--- Data listing ---

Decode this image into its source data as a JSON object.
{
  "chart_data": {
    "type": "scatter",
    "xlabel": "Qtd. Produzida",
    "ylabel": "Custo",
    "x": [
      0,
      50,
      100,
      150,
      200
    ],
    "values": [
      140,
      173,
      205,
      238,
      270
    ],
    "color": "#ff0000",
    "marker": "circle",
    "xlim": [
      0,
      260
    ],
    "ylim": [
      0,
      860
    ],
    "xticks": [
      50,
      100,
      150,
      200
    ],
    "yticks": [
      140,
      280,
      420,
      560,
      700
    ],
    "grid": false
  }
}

---

= What needs to be done =
Repeat all of the records above exactly as written.

= Worked answer =
Decode this image into its source data as a JSON object.
{
  "chart_data": {
    "type": "scatter",
    "xlabel": "Qtd. Produzida",
    "ylabel": "Custo",
    "x": [
      0,
      50,
      100,
      150,
      200
    ],
    "values": [
      140,
      173,
      205,
      238,
      270
    ],
    "color": "#ff0000",
    "marker": "circle",
    "xlim": [
      0,
      260
    ],
    "ylim": [
      0,
      860
    ],
    "xticks": [
      50,
      100,
      150,
      200
    ],
    "yticks": [
      140,
      280,
      420,
      560,
      700
    ],
    "grid": false
  }
}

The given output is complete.